## Begin INPUT MATERIAL

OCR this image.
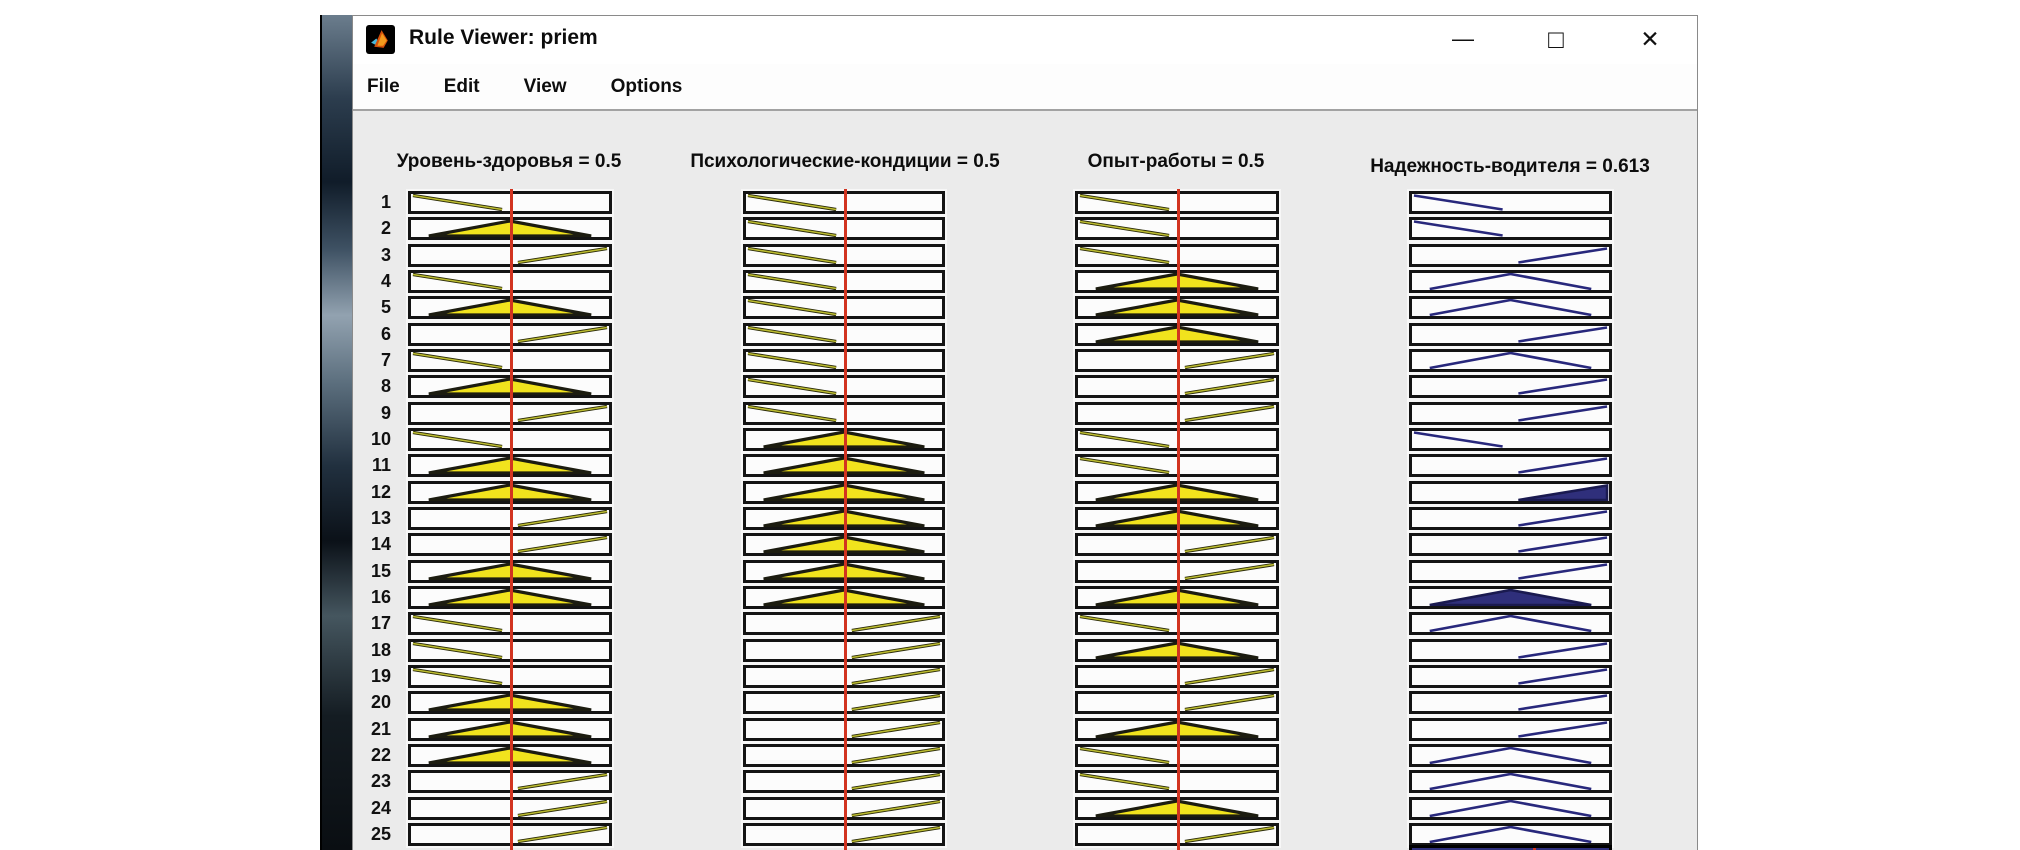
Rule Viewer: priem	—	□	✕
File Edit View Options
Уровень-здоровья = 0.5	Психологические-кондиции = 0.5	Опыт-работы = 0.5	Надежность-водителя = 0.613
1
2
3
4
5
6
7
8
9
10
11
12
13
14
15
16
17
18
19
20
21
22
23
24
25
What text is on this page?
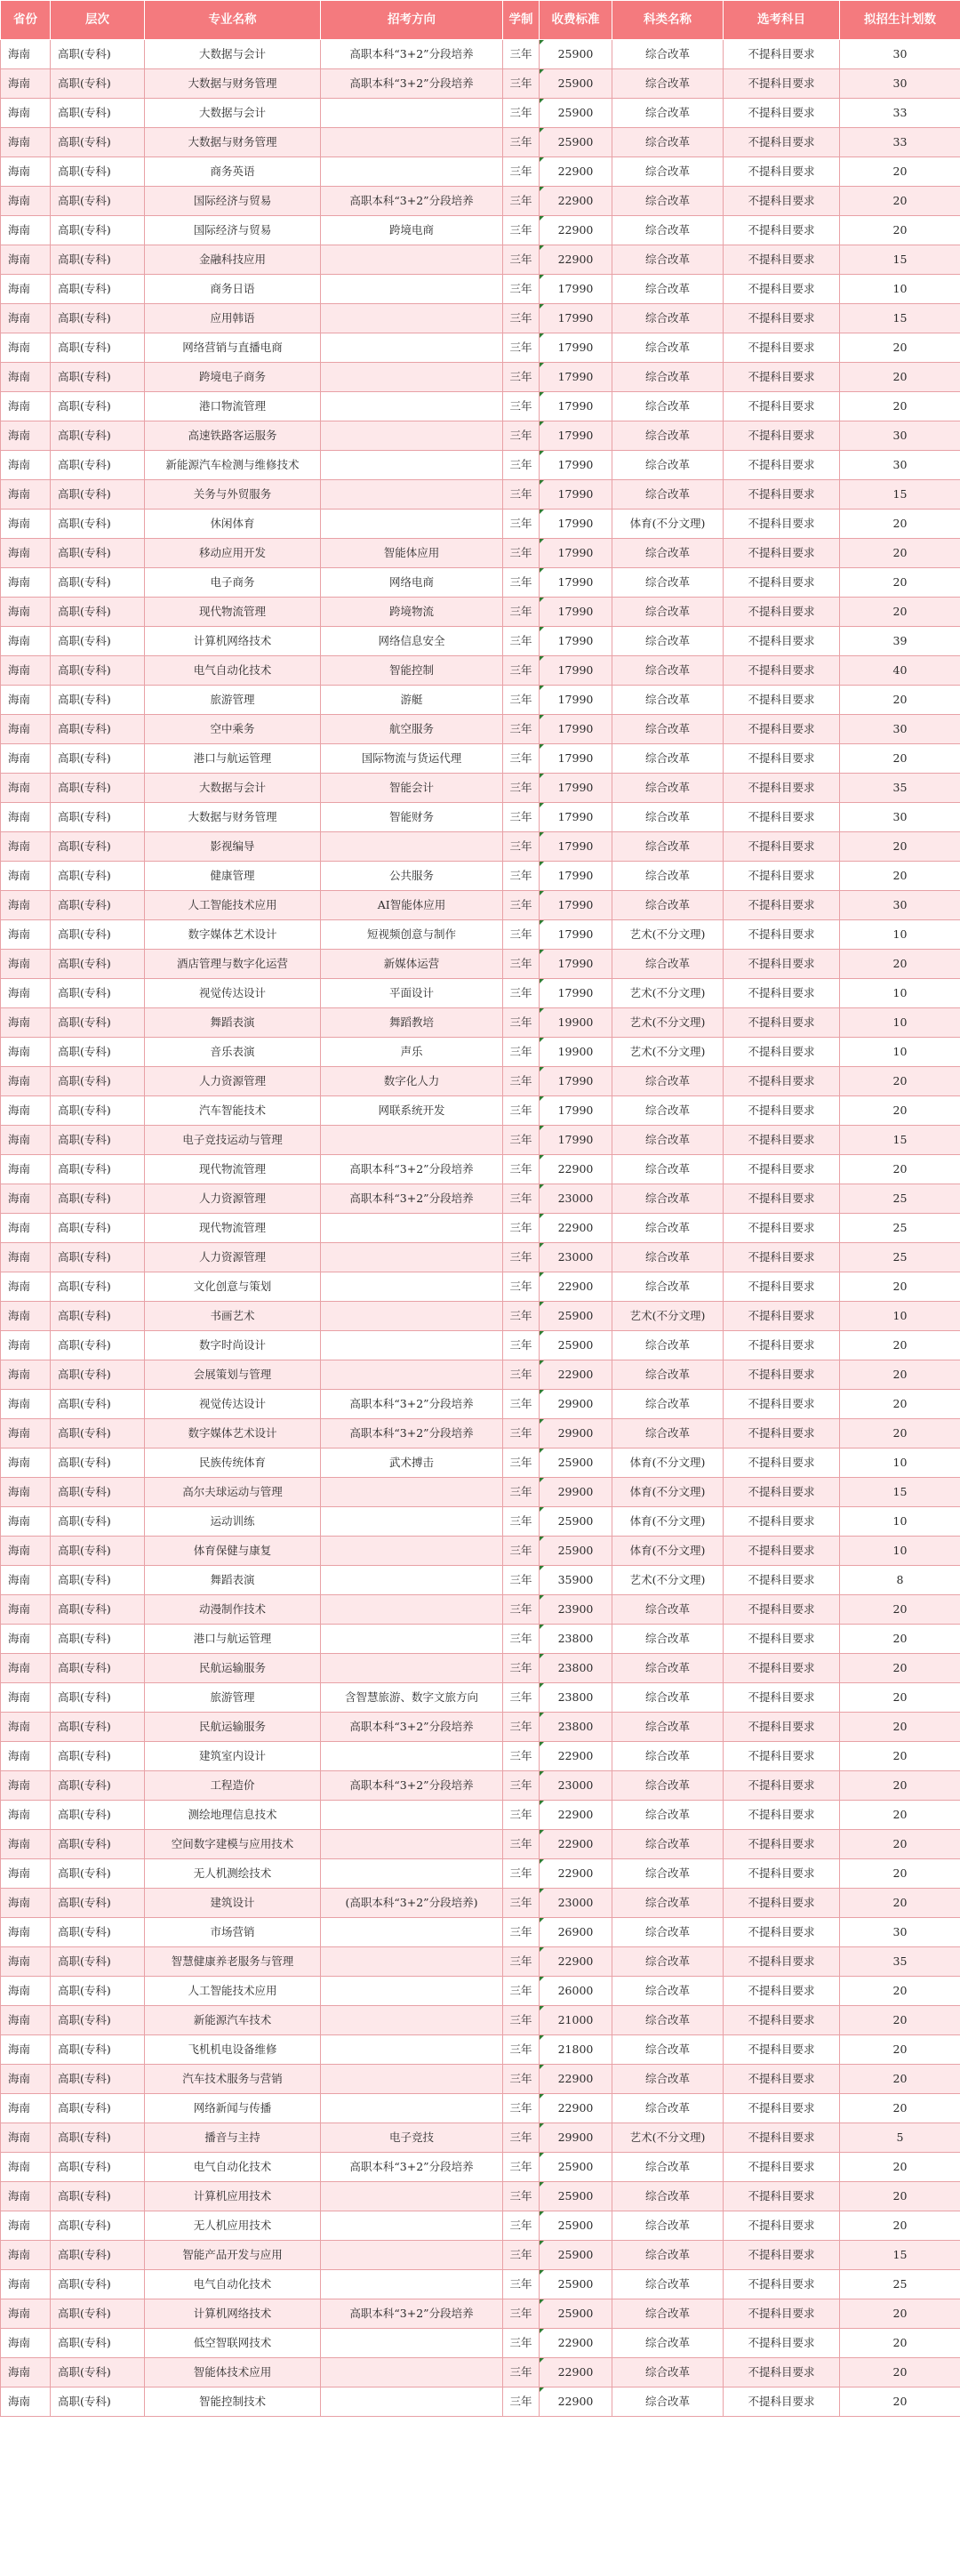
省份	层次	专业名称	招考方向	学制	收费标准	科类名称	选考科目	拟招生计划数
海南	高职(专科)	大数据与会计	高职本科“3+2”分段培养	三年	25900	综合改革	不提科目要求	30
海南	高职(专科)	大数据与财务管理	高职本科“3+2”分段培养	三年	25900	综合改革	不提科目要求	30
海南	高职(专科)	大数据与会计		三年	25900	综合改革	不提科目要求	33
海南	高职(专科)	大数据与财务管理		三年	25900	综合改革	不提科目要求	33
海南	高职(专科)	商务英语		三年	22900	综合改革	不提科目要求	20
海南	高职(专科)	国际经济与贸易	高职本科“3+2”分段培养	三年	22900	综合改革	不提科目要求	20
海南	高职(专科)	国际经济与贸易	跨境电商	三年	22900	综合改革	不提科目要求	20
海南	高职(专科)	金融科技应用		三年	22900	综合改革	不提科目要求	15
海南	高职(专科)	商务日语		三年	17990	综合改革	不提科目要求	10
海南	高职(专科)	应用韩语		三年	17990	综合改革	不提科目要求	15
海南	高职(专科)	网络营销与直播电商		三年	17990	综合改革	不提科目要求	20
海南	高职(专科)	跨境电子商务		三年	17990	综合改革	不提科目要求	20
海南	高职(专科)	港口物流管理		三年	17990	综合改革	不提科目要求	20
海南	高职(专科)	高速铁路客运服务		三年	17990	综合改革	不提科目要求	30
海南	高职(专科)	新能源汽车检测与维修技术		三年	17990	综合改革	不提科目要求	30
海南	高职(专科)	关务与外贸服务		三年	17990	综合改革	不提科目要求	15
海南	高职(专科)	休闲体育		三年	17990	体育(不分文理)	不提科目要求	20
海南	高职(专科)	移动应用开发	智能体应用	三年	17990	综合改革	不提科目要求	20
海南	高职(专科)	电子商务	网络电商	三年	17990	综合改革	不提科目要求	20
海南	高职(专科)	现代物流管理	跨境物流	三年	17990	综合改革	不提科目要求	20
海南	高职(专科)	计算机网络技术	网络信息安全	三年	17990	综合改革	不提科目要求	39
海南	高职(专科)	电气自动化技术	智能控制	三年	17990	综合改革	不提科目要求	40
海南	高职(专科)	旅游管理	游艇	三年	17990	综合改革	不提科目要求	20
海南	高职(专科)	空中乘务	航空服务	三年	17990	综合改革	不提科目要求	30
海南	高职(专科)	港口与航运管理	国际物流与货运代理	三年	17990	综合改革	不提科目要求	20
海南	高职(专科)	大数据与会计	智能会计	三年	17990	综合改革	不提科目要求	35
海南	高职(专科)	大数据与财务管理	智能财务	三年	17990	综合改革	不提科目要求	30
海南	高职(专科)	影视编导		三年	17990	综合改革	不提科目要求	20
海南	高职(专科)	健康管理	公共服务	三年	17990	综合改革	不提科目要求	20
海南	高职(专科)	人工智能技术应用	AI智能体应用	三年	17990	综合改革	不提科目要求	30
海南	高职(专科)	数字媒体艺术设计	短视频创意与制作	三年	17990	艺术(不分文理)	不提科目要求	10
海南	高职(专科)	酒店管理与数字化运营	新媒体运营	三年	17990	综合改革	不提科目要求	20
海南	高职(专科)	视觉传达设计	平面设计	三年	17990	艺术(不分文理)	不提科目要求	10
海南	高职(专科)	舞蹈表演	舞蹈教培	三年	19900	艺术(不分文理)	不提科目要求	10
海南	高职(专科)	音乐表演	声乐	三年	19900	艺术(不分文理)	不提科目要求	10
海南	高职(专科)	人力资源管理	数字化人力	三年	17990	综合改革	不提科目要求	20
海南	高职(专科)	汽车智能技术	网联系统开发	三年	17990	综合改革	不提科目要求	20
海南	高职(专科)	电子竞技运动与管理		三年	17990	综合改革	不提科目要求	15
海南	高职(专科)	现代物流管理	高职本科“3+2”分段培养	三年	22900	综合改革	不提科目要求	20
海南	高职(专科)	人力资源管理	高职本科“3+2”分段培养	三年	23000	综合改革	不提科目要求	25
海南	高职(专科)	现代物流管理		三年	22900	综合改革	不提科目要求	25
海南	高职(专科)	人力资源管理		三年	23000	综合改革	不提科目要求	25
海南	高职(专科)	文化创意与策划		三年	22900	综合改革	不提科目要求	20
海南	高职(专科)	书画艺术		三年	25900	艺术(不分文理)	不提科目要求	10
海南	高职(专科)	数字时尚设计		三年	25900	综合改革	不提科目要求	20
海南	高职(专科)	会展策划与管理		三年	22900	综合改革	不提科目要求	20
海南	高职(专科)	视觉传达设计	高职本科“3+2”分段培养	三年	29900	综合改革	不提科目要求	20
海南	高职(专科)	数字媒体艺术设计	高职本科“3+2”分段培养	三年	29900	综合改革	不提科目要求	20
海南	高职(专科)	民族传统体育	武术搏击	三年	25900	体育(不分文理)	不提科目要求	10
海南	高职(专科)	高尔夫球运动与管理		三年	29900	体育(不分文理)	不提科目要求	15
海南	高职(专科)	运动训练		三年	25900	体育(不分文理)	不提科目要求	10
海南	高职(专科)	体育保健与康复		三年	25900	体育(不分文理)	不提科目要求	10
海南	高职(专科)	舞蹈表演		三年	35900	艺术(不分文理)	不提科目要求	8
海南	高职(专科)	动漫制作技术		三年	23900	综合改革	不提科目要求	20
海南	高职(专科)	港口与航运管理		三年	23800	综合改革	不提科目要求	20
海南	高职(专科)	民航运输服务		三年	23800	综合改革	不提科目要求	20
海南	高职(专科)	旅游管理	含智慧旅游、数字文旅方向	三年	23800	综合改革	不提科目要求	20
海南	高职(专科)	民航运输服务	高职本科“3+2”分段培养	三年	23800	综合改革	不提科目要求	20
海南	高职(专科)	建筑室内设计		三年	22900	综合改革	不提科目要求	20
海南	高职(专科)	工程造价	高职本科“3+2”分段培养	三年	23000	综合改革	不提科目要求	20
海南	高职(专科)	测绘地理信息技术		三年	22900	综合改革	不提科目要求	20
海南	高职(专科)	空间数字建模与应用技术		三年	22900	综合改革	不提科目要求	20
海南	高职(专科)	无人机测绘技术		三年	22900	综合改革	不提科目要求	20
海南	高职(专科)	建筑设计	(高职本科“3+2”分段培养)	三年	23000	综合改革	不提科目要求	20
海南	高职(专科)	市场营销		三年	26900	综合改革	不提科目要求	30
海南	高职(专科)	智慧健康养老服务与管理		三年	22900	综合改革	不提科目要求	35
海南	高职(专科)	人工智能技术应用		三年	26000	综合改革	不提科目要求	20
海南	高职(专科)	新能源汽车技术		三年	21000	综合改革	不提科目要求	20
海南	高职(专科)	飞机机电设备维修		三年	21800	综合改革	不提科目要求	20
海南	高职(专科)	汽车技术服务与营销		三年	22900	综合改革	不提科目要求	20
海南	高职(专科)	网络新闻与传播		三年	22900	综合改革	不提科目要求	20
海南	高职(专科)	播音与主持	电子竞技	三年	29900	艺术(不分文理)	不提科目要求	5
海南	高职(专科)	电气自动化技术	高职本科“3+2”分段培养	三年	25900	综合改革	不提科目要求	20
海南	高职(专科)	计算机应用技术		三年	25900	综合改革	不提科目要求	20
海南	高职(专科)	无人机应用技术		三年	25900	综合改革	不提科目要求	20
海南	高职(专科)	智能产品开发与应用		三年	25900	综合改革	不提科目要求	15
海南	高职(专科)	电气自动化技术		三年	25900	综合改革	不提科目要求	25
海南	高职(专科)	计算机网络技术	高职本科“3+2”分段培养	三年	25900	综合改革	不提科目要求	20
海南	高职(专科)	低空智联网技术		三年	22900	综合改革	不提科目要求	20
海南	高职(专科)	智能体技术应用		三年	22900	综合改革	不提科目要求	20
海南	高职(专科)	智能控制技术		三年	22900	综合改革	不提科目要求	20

## End INPUT MATERIAL

• _WHAT THE TASK ASKS_: Scan the data above and copy every line with "人力资源管理" in it.

• _WORKED ANSWER_:
海南	高职(专科)	人力资源管理	数字化人力	三年	17990	综合改革	不提科目要求	20
海南	高职(专科)	人力资源管理	高职本科“3+2”分段培养	三年	23000	综合改革	不提科目要求	25
海南	高职(专科)	人力资源管理		三年	23000	综合改革	不提科目要求	25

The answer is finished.